Start of Records

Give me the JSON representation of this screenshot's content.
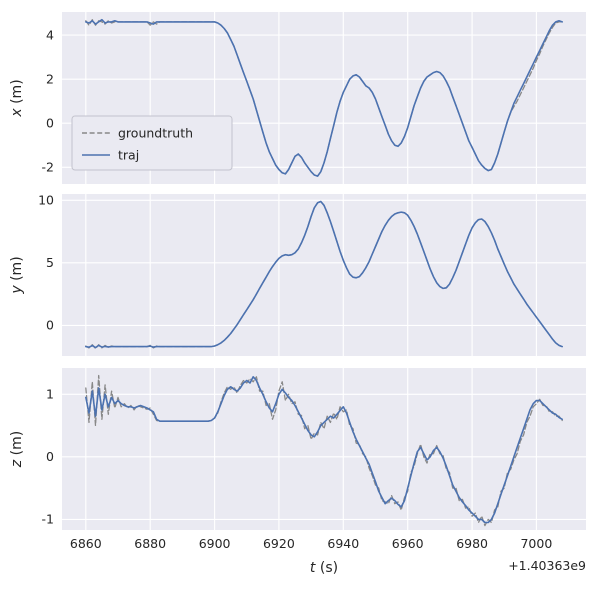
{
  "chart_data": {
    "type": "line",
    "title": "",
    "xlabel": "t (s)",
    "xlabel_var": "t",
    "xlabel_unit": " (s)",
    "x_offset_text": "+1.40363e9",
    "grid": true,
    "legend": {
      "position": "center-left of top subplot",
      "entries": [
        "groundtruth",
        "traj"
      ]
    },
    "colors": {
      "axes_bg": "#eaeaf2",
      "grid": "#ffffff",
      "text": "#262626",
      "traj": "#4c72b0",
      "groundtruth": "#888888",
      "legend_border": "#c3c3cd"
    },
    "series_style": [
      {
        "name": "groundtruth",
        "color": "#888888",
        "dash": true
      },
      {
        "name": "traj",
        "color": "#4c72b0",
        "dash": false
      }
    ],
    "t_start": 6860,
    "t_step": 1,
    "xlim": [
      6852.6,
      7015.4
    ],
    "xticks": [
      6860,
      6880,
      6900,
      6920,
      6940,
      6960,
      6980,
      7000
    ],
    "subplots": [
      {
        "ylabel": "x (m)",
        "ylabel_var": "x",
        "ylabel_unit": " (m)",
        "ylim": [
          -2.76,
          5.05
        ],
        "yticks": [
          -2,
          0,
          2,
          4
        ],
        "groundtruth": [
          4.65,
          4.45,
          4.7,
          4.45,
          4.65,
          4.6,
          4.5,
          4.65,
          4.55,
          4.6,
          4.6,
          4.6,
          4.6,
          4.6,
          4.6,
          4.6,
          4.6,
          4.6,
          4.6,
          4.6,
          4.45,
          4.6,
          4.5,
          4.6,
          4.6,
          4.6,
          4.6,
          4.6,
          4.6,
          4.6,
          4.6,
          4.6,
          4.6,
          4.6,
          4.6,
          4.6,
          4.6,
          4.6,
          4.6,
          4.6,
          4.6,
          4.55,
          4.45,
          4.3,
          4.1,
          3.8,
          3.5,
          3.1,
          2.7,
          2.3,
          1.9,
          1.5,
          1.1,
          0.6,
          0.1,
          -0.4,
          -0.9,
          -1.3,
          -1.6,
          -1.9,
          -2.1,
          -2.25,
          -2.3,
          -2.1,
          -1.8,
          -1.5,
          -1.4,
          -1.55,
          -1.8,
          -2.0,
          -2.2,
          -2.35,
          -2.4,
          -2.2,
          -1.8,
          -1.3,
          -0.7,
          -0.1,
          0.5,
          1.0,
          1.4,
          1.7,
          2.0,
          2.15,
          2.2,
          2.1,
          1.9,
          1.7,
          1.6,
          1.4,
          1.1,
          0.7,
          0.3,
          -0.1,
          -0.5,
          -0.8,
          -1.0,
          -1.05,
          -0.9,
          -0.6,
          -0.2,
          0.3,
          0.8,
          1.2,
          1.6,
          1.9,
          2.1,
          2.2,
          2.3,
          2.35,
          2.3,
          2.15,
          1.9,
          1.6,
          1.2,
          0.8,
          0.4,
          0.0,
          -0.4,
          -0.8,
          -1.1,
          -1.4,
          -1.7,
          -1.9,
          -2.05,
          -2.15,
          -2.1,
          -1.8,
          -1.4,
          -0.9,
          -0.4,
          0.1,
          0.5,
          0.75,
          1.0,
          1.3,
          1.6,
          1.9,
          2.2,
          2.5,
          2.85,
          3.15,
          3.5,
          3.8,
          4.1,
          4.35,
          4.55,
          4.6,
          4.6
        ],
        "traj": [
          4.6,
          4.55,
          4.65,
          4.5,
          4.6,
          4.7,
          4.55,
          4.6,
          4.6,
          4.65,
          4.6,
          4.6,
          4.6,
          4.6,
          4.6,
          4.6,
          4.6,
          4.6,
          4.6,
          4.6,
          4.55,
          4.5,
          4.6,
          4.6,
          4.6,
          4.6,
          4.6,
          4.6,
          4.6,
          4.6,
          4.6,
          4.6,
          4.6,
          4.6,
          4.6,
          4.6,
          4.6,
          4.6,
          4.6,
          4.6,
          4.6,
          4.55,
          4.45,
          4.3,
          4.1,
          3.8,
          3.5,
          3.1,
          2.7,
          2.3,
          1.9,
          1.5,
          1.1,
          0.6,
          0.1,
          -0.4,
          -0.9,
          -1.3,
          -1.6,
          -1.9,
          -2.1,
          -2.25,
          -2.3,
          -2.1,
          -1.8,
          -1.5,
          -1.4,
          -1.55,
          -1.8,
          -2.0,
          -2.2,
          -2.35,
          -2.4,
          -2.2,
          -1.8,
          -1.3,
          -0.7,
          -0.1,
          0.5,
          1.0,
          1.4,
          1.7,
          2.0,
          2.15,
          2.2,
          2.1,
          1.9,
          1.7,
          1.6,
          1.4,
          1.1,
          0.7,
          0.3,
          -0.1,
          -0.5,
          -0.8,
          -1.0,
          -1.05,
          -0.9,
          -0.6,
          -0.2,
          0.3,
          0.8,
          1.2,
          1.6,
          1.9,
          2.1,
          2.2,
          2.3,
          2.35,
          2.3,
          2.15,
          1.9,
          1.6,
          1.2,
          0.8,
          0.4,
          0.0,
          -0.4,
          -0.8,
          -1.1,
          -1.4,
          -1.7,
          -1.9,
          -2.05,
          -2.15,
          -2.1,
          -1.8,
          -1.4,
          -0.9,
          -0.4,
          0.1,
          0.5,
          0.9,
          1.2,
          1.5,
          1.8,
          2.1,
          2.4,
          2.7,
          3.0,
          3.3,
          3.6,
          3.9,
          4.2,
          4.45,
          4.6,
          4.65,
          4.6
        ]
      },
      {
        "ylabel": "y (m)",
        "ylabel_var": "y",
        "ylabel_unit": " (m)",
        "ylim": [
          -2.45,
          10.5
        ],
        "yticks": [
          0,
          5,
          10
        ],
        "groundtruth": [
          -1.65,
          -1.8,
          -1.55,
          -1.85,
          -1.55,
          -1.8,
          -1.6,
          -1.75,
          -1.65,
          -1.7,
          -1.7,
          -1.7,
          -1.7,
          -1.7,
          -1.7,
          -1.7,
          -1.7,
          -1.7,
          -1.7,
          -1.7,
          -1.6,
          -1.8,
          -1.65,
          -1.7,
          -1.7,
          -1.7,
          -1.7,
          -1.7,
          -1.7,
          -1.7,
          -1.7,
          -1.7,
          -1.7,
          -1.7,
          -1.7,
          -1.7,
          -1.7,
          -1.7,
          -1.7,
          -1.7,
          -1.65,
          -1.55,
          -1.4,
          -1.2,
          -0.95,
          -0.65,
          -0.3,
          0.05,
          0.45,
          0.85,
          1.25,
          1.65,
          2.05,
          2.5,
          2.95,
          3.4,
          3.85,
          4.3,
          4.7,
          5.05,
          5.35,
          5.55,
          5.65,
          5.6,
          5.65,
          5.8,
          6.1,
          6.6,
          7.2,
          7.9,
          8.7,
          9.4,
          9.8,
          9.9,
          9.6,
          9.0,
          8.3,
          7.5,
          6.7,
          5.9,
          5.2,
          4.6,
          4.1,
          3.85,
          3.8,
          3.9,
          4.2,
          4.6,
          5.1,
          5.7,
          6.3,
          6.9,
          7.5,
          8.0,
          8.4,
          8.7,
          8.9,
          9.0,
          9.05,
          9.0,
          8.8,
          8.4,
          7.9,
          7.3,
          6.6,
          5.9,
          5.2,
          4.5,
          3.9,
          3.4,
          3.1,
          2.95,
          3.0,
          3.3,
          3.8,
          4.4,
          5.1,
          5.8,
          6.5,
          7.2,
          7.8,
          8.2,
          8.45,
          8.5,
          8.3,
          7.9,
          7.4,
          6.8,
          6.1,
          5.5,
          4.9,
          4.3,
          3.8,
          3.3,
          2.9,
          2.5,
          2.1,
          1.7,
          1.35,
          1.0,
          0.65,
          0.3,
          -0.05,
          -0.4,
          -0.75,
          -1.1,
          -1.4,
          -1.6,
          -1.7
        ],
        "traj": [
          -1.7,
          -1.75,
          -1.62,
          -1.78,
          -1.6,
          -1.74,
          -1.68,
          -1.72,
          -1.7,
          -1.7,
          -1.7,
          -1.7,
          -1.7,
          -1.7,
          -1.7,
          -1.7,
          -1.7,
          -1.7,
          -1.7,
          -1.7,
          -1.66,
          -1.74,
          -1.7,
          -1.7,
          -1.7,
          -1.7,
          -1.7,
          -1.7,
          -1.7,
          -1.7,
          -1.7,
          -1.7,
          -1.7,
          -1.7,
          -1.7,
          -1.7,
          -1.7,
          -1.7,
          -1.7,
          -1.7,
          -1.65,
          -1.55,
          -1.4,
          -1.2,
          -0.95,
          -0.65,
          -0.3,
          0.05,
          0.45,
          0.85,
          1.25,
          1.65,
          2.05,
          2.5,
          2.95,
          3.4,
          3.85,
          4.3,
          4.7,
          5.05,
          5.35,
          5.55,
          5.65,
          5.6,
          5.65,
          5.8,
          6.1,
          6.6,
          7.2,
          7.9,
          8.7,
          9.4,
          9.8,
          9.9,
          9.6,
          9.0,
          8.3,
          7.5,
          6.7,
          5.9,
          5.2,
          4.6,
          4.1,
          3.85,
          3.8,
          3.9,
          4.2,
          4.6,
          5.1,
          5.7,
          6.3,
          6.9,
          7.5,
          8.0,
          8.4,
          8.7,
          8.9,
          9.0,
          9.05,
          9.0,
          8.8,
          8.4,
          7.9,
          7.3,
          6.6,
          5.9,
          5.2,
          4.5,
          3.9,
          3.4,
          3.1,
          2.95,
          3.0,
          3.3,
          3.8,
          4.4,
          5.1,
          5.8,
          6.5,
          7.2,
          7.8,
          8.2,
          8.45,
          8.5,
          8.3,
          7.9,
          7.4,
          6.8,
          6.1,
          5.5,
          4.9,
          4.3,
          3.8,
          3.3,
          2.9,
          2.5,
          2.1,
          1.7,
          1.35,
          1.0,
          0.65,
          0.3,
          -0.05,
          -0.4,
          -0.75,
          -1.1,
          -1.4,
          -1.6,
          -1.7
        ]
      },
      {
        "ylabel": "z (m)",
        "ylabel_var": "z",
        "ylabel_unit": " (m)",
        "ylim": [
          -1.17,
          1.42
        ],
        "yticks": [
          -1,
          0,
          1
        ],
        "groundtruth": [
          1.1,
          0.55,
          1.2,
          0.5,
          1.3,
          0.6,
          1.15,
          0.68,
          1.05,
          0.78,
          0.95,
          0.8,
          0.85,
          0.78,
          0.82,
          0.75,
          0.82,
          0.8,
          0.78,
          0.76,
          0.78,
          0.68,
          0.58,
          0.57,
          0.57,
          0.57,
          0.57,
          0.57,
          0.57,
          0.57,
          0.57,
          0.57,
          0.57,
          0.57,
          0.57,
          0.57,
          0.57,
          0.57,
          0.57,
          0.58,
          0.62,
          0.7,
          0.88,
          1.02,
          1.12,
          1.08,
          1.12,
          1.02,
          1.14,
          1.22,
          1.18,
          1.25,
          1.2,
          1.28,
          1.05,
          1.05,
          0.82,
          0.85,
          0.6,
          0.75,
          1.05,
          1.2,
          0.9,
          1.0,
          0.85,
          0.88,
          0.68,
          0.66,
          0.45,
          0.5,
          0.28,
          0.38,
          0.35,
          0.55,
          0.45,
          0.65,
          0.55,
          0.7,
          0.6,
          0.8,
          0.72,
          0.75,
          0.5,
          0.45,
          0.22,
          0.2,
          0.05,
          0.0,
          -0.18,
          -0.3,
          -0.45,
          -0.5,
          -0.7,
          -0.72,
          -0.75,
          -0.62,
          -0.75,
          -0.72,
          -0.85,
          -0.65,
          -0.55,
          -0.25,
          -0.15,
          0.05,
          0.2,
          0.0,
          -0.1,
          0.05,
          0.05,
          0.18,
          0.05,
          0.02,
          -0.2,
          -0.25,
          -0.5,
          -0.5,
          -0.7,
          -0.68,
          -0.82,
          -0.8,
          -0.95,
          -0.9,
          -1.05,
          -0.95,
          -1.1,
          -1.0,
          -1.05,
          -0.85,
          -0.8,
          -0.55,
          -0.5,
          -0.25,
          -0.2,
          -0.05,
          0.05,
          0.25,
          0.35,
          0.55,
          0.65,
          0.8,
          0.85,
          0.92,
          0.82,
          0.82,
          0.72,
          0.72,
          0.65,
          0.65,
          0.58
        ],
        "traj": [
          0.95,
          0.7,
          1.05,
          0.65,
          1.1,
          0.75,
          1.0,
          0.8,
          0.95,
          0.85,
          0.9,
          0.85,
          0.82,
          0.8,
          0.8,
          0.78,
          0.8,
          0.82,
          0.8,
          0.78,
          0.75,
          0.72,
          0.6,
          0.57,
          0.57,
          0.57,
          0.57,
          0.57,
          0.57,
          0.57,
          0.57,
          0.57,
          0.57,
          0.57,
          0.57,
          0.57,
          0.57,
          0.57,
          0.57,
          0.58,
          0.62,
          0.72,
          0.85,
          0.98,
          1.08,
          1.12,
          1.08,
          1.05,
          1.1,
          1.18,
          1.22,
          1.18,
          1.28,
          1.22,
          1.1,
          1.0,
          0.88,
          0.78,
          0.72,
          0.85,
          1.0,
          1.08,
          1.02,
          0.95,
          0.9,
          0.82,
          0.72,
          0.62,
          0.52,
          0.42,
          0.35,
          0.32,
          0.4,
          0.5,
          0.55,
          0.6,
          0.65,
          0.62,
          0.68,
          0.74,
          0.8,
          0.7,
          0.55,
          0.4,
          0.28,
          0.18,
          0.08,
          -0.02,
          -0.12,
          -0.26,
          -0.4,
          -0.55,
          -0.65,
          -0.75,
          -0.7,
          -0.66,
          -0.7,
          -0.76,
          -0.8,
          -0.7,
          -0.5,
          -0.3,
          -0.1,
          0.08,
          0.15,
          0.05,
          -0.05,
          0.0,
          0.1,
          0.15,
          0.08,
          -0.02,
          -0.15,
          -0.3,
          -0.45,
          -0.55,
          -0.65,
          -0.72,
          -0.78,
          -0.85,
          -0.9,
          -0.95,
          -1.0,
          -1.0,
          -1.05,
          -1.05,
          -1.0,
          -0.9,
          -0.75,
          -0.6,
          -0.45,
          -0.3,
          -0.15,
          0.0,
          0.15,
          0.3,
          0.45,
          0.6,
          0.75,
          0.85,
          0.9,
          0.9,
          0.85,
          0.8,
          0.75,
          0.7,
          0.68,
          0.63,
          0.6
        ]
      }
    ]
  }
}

End of Records
Start of Records

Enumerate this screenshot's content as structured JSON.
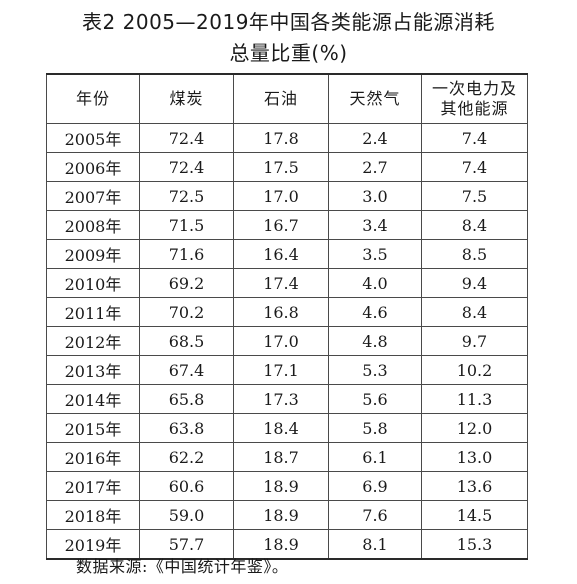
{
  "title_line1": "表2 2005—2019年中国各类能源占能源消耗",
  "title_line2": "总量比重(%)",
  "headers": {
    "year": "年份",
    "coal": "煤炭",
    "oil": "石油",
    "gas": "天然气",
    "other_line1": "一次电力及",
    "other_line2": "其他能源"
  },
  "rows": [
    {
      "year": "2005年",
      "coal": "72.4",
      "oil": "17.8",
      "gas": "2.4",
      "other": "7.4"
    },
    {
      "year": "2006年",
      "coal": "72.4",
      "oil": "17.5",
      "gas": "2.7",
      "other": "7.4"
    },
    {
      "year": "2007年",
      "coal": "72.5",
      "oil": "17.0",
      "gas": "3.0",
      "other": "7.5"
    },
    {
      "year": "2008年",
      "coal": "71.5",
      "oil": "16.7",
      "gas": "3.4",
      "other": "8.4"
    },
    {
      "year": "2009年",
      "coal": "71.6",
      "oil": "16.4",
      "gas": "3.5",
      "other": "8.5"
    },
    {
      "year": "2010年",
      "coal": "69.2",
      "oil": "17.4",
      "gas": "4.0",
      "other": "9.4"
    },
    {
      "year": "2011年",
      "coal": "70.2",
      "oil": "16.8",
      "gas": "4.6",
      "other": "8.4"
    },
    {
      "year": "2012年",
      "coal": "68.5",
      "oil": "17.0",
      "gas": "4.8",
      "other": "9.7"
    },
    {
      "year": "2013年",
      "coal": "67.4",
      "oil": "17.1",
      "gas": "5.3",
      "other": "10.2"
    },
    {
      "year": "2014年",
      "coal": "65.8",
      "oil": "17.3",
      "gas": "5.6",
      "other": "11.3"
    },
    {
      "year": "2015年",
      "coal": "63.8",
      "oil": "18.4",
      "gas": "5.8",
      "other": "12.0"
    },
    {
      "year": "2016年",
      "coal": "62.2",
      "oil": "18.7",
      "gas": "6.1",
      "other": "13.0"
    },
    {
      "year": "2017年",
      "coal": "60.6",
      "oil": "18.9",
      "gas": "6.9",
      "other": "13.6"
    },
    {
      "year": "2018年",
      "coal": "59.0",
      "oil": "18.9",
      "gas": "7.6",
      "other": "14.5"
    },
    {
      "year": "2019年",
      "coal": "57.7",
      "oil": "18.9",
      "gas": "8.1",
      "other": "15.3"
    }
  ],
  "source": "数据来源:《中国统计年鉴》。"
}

End of Records
Start of Records

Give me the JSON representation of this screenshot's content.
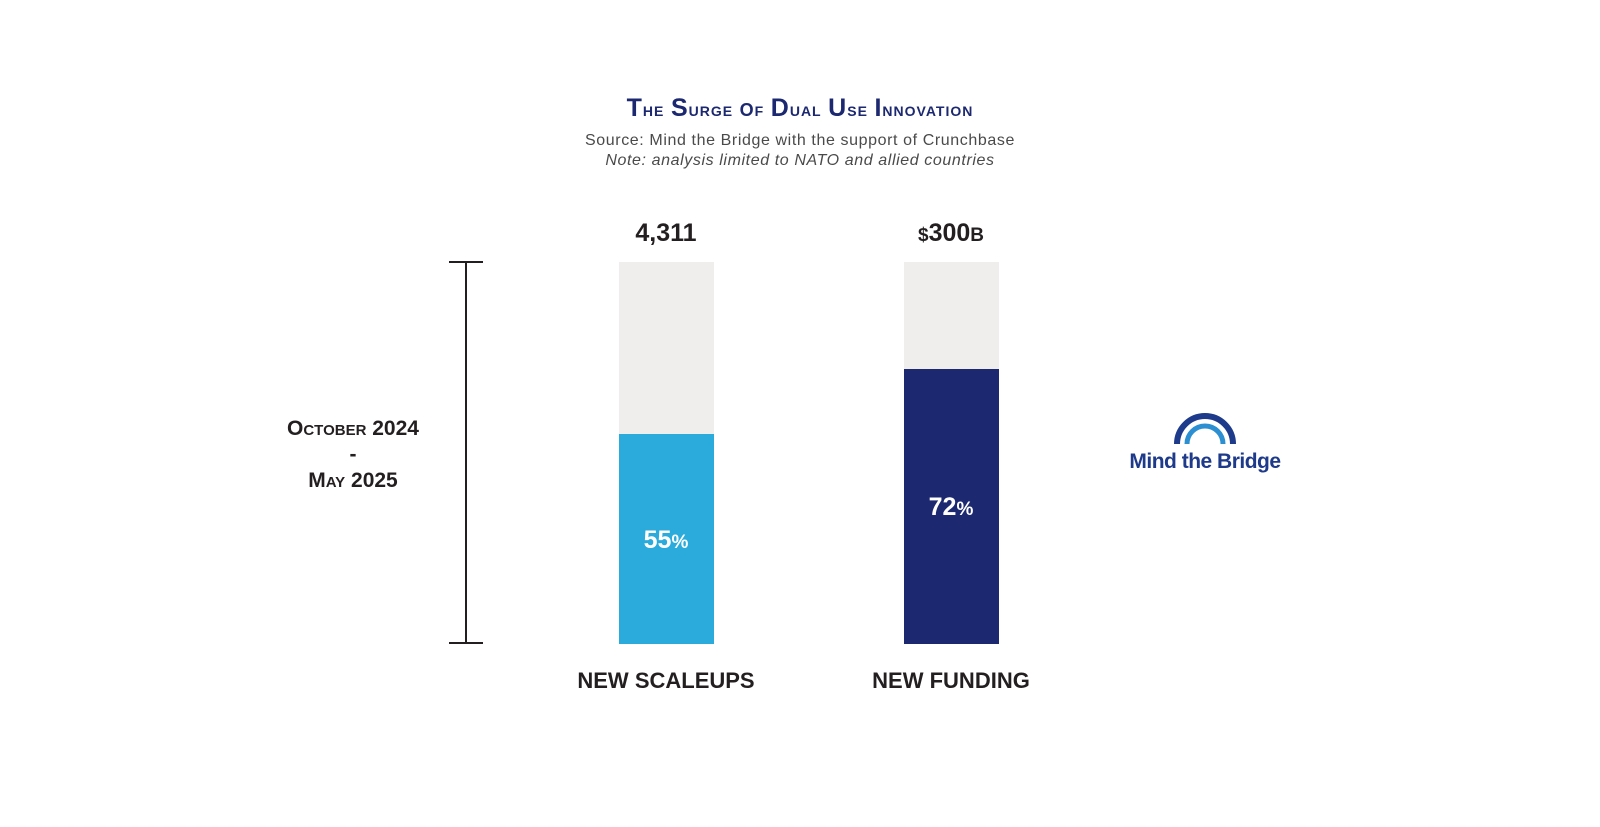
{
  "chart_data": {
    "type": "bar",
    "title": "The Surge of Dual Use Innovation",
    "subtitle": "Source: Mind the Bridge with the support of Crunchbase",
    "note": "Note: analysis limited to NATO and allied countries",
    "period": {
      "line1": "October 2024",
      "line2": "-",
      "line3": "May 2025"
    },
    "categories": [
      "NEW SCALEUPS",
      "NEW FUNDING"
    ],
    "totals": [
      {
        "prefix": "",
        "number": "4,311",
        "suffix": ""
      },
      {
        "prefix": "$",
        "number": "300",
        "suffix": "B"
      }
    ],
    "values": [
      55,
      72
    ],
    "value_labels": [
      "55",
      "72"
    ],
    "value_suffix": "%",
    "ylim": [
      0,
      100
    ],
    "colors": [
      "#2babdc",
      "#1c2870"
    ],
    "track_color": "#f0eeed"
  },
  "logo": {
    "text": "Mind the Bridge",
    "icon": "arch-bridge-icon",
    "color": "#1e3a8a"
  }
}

End of Records

What you need to do
Locate all lines in the listing above with the word "Mind" and copy them.

Solution
    "subtitle": "Source: Mind the Bridge with the support of Crunchbase",
    "text": "Mind the Bridge",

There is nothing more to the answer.